Records from a dataset:

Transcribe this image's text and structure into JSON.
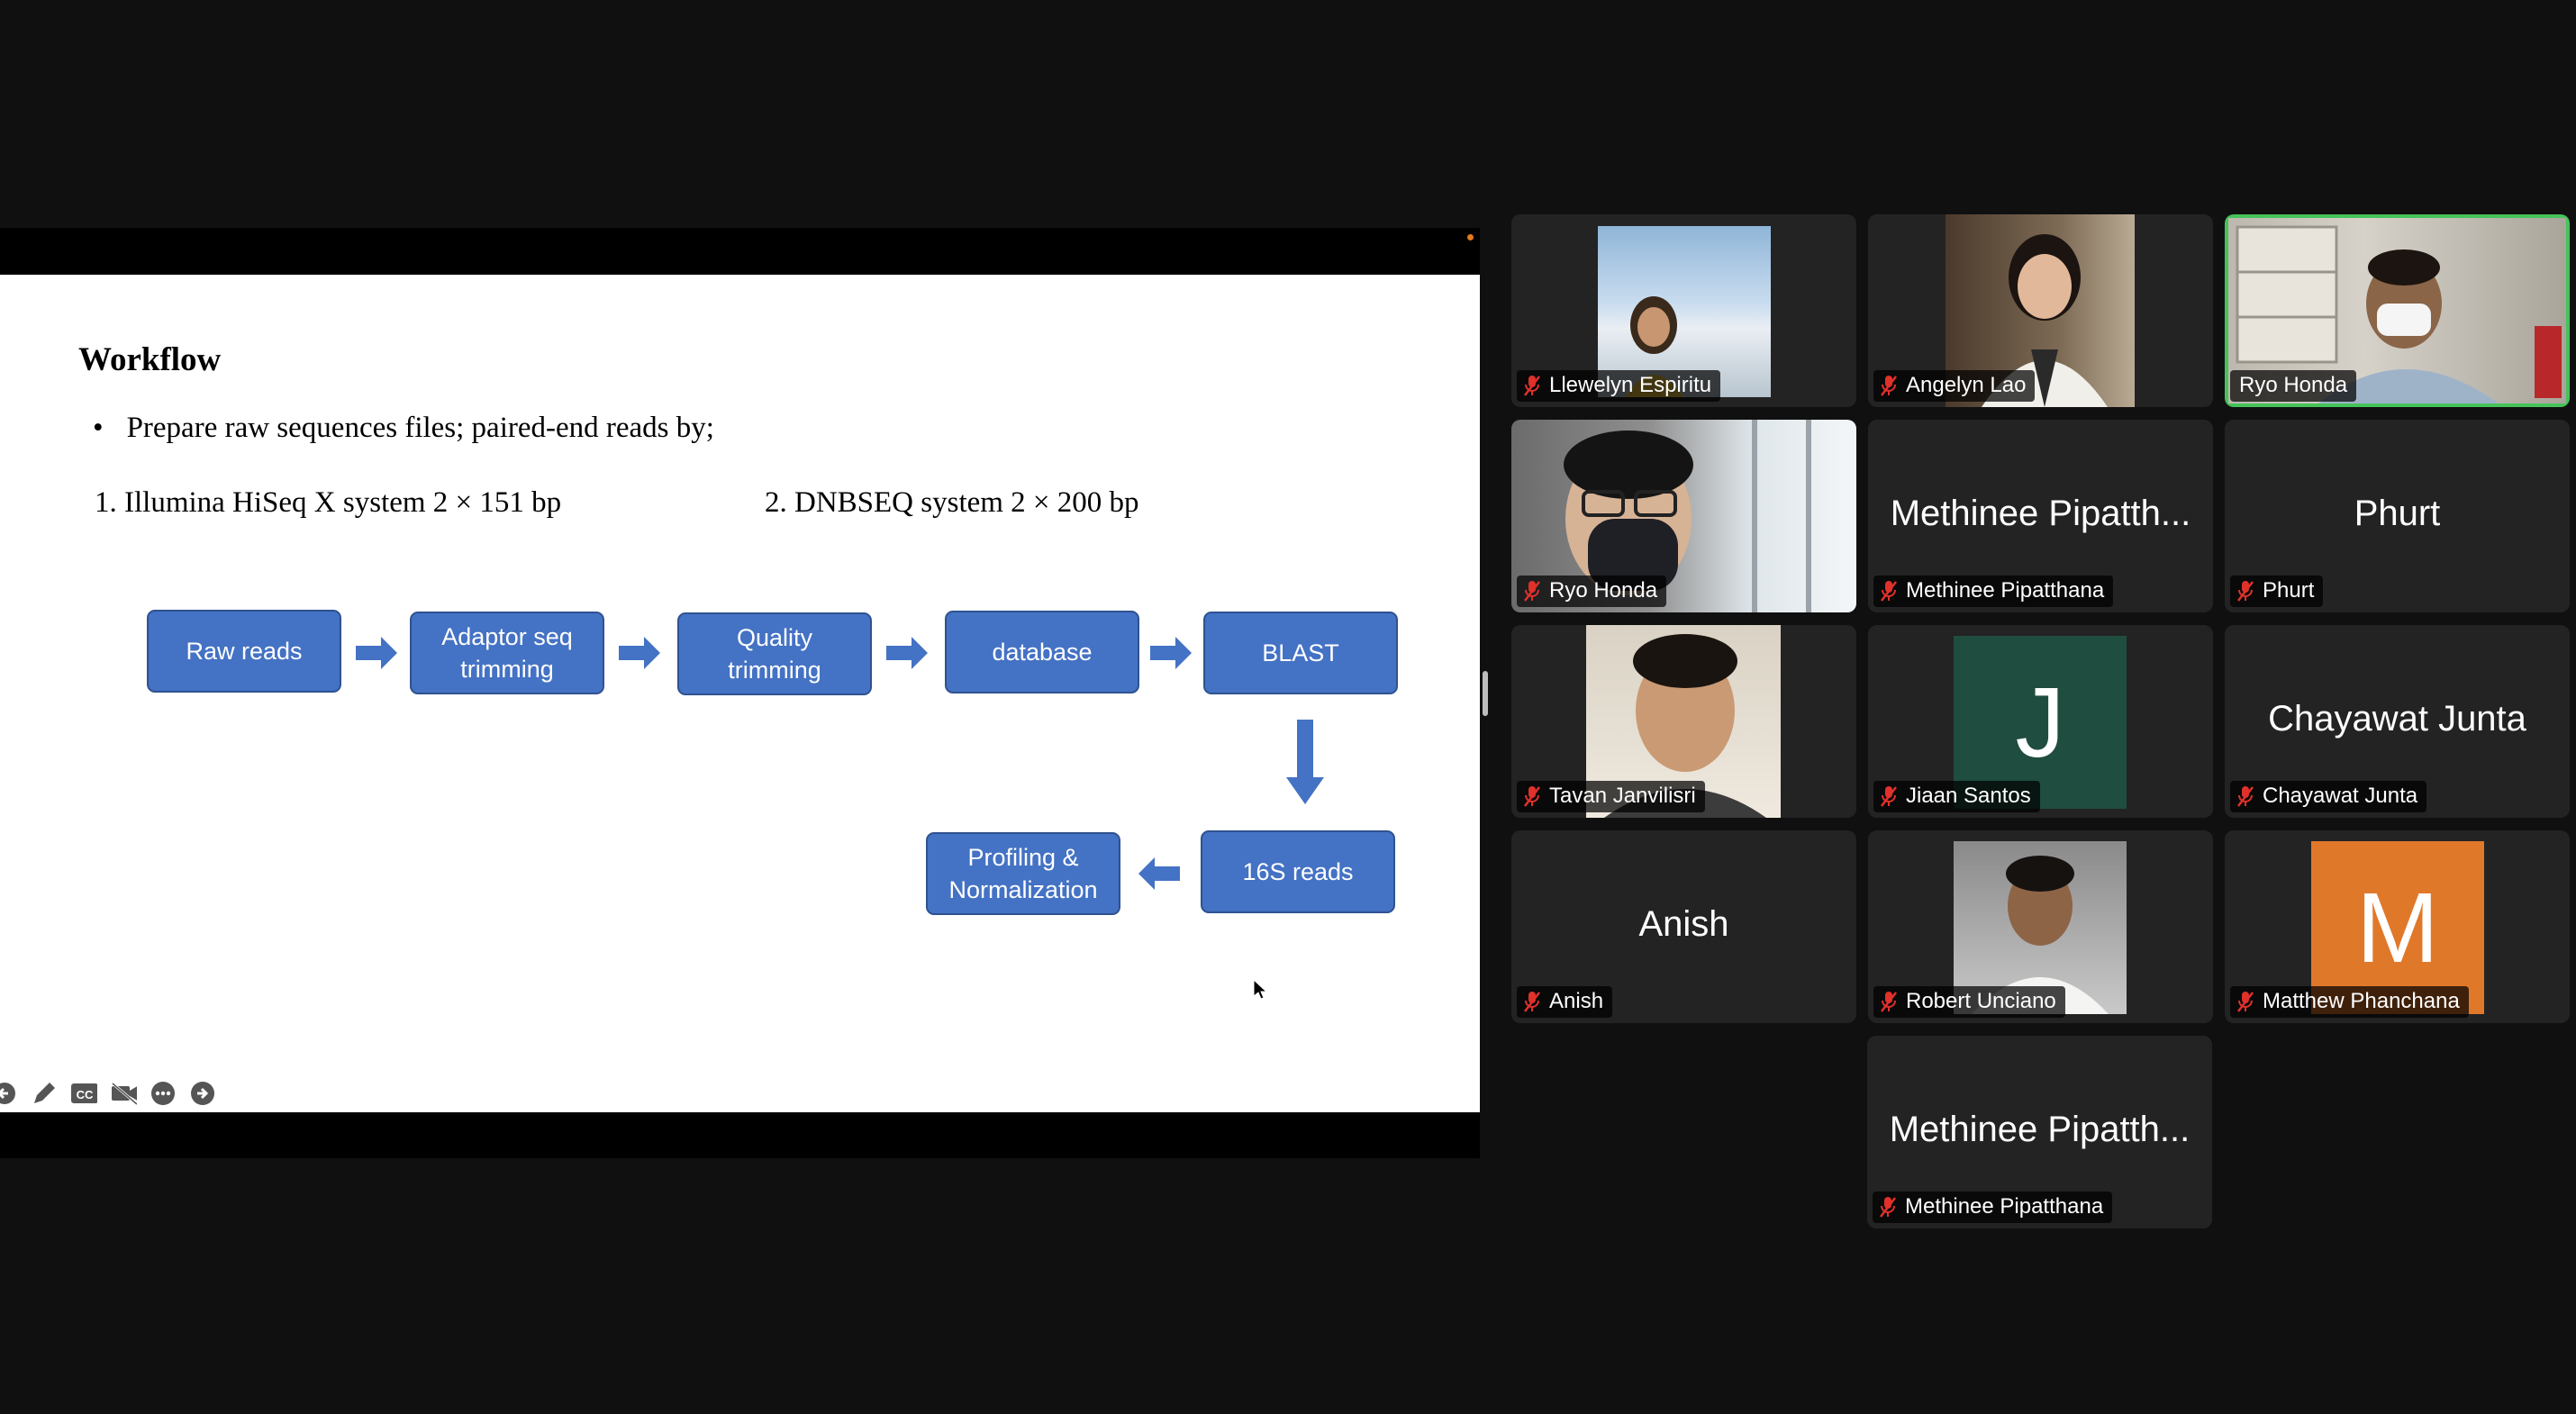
{
  "slide": {
    "title": "Workflow",
    "bullet": "Prepare raw sequences files; paired-end reads by;",
    "item1": "1. Illumina HiSeq X system 2 × 151 bp",
    "item2": "2. DNBSEQ system 2 × 200 bp",
    "flow": {
      "raw_reads": "Raw reads",
      "adaptor_l1": "Adaptor seq",
      "adaptor_l2": "trimming",
      "quality_l1": "Quality",
      "quality_l2": "trimming",
      "database": "database",
      "blast": "BLAST",
      "reads16s": "16S reads",
      "profiling_l1": "Profiling &",
      "profiling_l2": "Normalization"
    },
    "box_color": "#4472c4",
    "toolbar_icons": [
      "arrow-left-icon",
      "pen-icon",
      "captions-icon",
      "video-off-icon",
      "more-icon",
      "arrow-right-icon"
    ]
  },
  "participants": [
    {
      "name": "Llewelyn Espiritu",
      "muted": true,
      "video": "photo"
    },
    {
      "name": "Angelyn Lao",
      "muted": true,
      "video": "photo"
    },
    {
      "name": "Ryo Honda",
      "muted": false,
      "video": "photo",
      "active_speaker": true
    },
    {
      "name": "Ryo Honda",
      "muted": true,
      "video": "photo"
    },
    {
      "name": "Methinee Pipatthana",
      "display": "Methinee Pipatth...",
      "muted": true,
      "video": "off"
    },
    {
      "name": "Phurt",
      "display": "Phurt",
      "muted": true,
      "video": "off"
    },
    {
      "name": "Tavan Janvilisri",
      "muted": true,
      "video": "photo"
    },
    {
      "name": "Jiaan Santos",
      "initial": "J",
      "muted": true,
      "video": "avatar",
      "avatar_color": "#1f4d3f"
    },
    {
      "name": "Chayawat Junta",
      "display": "Chayawat Junta",
      "muted": true,
      "video": "off"
    },
    {
      "name": "Anish",
      "display": "Anish",
      "muted": true,
      "video": "off"
    },
    {
      "name": "Robert Unciano",
      "muted": true,
      "video": "photo"
    },
    {
      "name": "Matthew Phanchana",
      "initial": "M",
      "muted": true,
      "video": "avatar",
      "avatar_color": "#e0782a"
    },
    {
      "name": "Methinee Pipatthana",
      "display": "Methinee Pipatth...",
      "muted": true,
      "video": "off"
    }
  ],
  "colors": {
    "active_speaker_border": "#45c35a",
    "muted_mic": "#e0312b",
    "tile_bg": "#232323"
  }
}
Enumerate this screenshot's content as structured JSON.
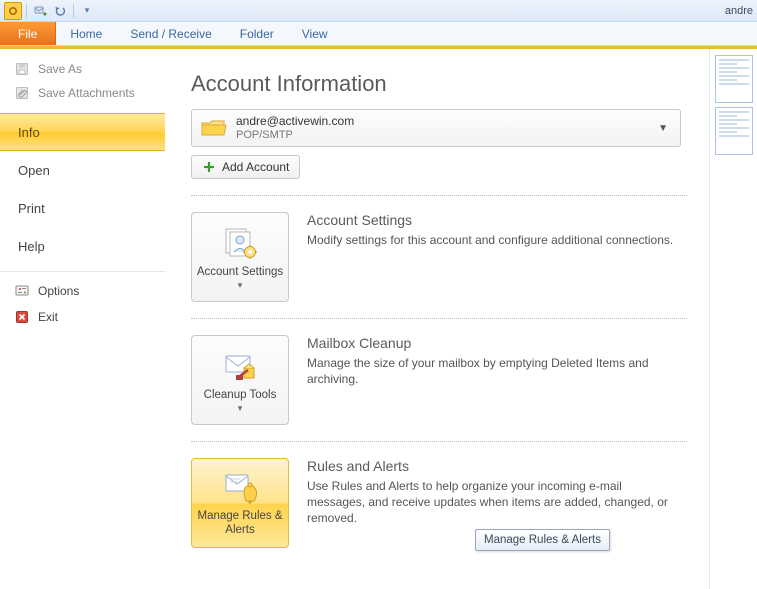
{
  "titlebar": {
    "caption": "andre"
  },
  "ribbon": {
    "file": "File",
    "tabs": [
      "Home",
      "Send / Receive",
      "Folder",
      "View"
    ]
  },
  "left": {
    "save_as": "Save As",
    "save_attachments": "Save Attachments",
    "nav": [
      "Info",
      "Open",
      "Print",
      "Help"
    ],
    "selected_index": 0,
    "options": "Options",
    "exit": "Exit"
  },
  "main": {
    "heading": "Account Information",
    "account": {
      "email": "andre@activewin.com",
      "protocol": "POP/SMTP"
    },
    "add_account": "Add Account",
    "sections": [
      {
        "button_label": "Account Settings",
        "has_dropdown": true,
        "title": "Account Settings",
        "desc": "Modify settings for this account and configure additional connections."
      },
      {
        "button_label": "Cleanup Tools",
        "has_dropdown": true,
        "title": "Mailbox Cleanup",
        "desc": "Manage the size of your mailbox by emptying Deleted Items and archiving."
      },
      {
        "button_label": "Manage Rules & Alerts",
        "has_dropdown": false,
        "title": "Rules and Alerts",
        "desc": "Use Rules and Alerts to help organize your incoming e-mail messages, and receive updates when items are added, changed, or removed."
      }
    ],
    "tooltip": "Manage Rules & Alerts"
  }
}
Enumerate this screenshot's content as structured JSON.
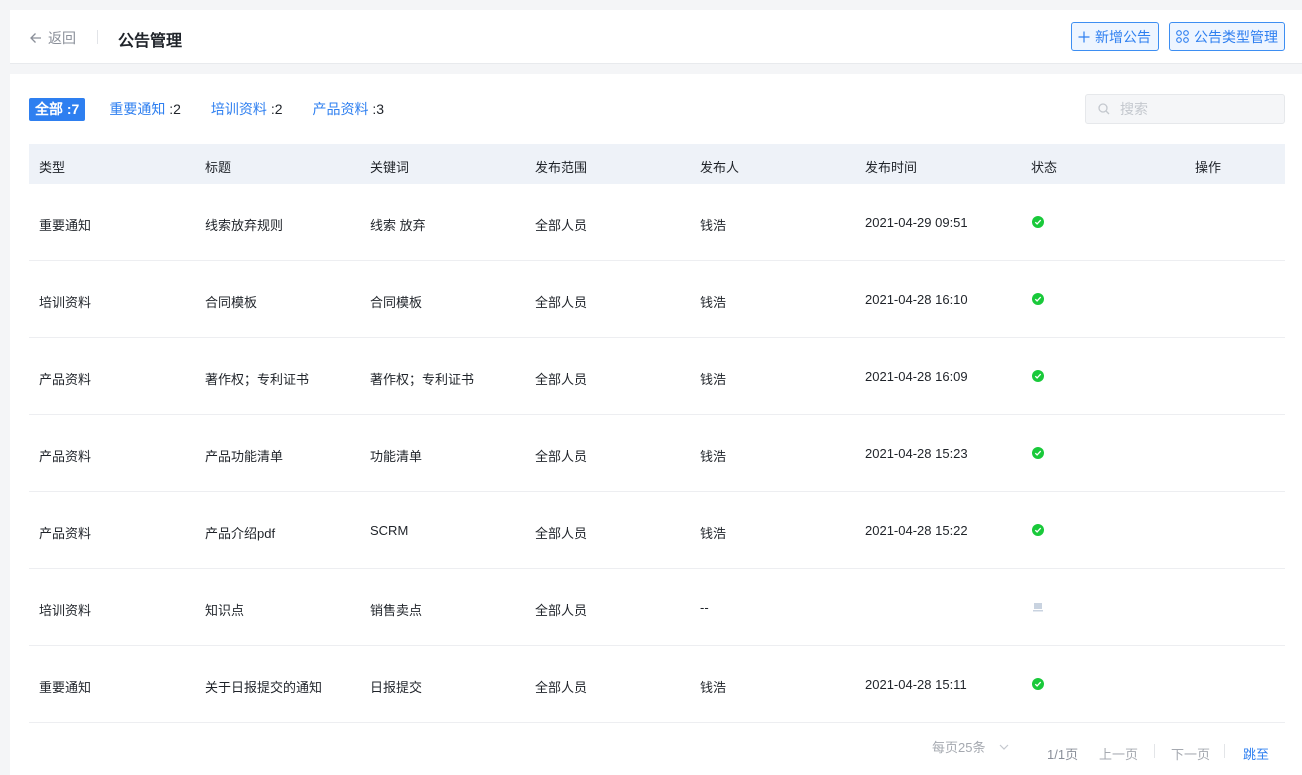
{
  "header": {
    "back_label": "返回",
    "title": "公告管理",
    "add_button": "新增公告",
    "type_button": "公告类型管理"
  },
  "filters": [
    {
      "label": "全部",
      "count": ":7",
      "active": true
    },
    {
      "label": "重要通知",
      "count": ":2",
      "active": false
    },
    {
      "label": "培训资料",
      "count": ":2",
      "active": false
    },
    {
      "label": "产品资料",
      "count": ":3",
      "active": false
    }
  ],
  "search": {
    "placeholder": "搜索",
    "value": ""
  },
  "table": {
    "columns": [
      "类型",
      "标题",
      "关键词",
      "发布范围",
      "发布人",
      "发布时间",
      "状态",
      "操作"
    ],
    "rows": [
      {
        "type": "重要通知",
        "title": "线索放弃规则",
        "keywords": "线索 放弃",
        "scope": "全部人员",
        "publisher": "钱浩",
        "time": "2021-04-29 09:51",
        "status": "published"
      },
      {
        "type": "培训资料",
        "title": "合同模板",
        "keywords": "合同模板",
        "scope": "全部人员",
        "publisher": "钱浩",
        "time": "2021-04-28 16:10",
        "status": "published"
      },
      {
        "type": "产品资料",
        "title": "著作权；专利证书",
        "keywords": "著作权；专利证书",
        "scope": "全部人员",
        "publisher": "钱浩",
        "time": "2021-04-28 16:09",
        "status": "published"
      },
      {
        "type": "产品资料",
        "title": "产品功能清单",
        "keywords": "功能清单",
        "scope": "全部人员",
        "publisher": "钱浩",
        "time": "2021-04-28 15:23",
        "status": "published"
      },
      {
        "type": "产品资料",
        "title": "产品介绍pdf",
        "keywords": "SCRM",
        "scope": "全部人员",
        "publisher": "钱浩",
        "time": "2021-04-28 15:22",
        "status": "published"
      },
      {
        "type": "培训资料",
        "title": "知识点",
        "keywords": "销售卖点",
        "scope": "全部人员",
        "publisher": "--",
        "time": "",
        "status": "draft"
      },
      {
        "type": "重要通知",
        "title": "关于日报提交的通知",
        "keywords": "日报提交",
        "scope": "全部人员",
        "publisher": "钱浩",
        "time": "2021-04-28 15:11",
        "status": "published"
      }
    ]
  },
  "pagination": {
    "page_size": "每页25条",
    "page_count": "1/1页",
    "prev": "上一页",
    "next": "下一页",
    "jump": "跳至"
  },
  "colors": {
    "accent": "#2e7ff0",
    "status_ok": "#19c93a",
    "header_bg": "#eef2f8"
  },
  "icons": {
    "back": "arrow-left-icon",
    "add": "plus-icon",
    "type": "grid-icon",
    "search": "search-icon",
    "published": "check-circle-icon",
    "draft": "draft-icon",
    "dropdown": "chevron-down-icon"
  }
}
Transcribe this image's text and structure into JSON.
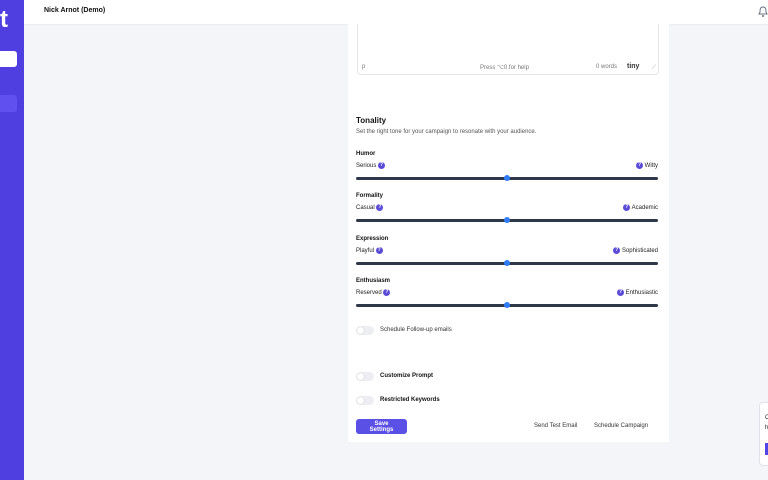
{
  "sidebar": {
    "logo_text": "t"
  },
  "header": {
    "user_name": "Nick Arnot (Demo)",
    "notification_icon": "bell-icon"
  },
  "editor": {
    "path": "p",
    "help": "Press ⌥0 for help",
    "words": "0 words",
    "brand": "tiny"
  },
  "tonality": {
    "title": "Tonality",
    "description": "Set the right tone for your campaign to resonate with your audience.",
    "sliders": [
      {
        "label": "Humor",
        "left": "Serious",
        "right": "Witty",
        "value": 50
      },
      {
        "label": "Formality",
        "left": "Casual",
        "right": "Academic",
        "value": 50
      },
      {
        "label": "Expression",
        "left": "Playful",
        "right": "Sophisticated",
        "value": 50
      },
      {
        "label": "Enthusiasm",
        "left": "Reserved",
        "right": "Enthusiastic",
        "value": 50
      }
    ]
  },
  "toggles": {
    "followup": "Schedule Follow-up emails",
    "customize_prompt": "Customize Prompt",
    "restricted_keywords": "Restricted Keywords"
  },
  "actions": {
    "save": "Save Settings",
    "test_email": "Send Test Email",
    "schedule": "Schedule Campaign"
  },
  "chat": {
    "line1": "C",
    "line2": "h"
  },
  "colors": {
    "accent": "#4f3fe0",
    "slider_thumb": "#2f7cf6",
    "help_icon": "#5b4bd6"
  }
}
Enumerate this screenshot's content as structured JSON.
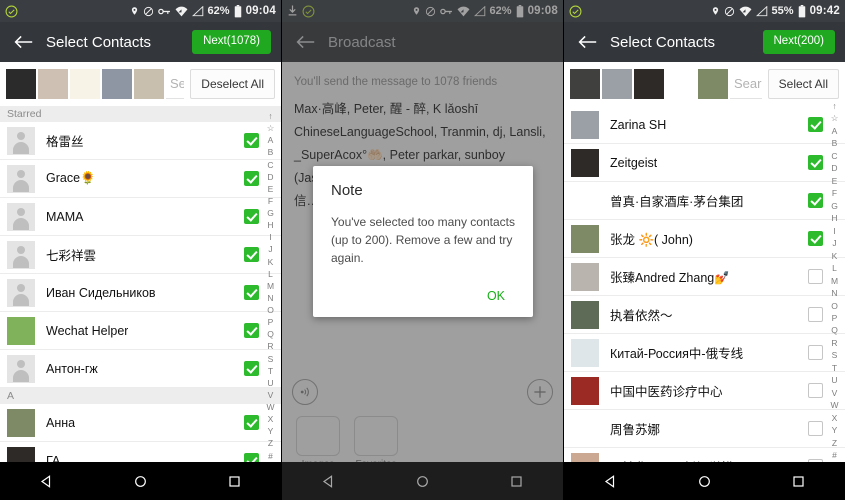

* [TASK GOAL]
From the data above, copy each line that has the string "andre".

* [EXERCISE RESPONSE]
    "caption": "andre"
      "email": "andre@activewin.com",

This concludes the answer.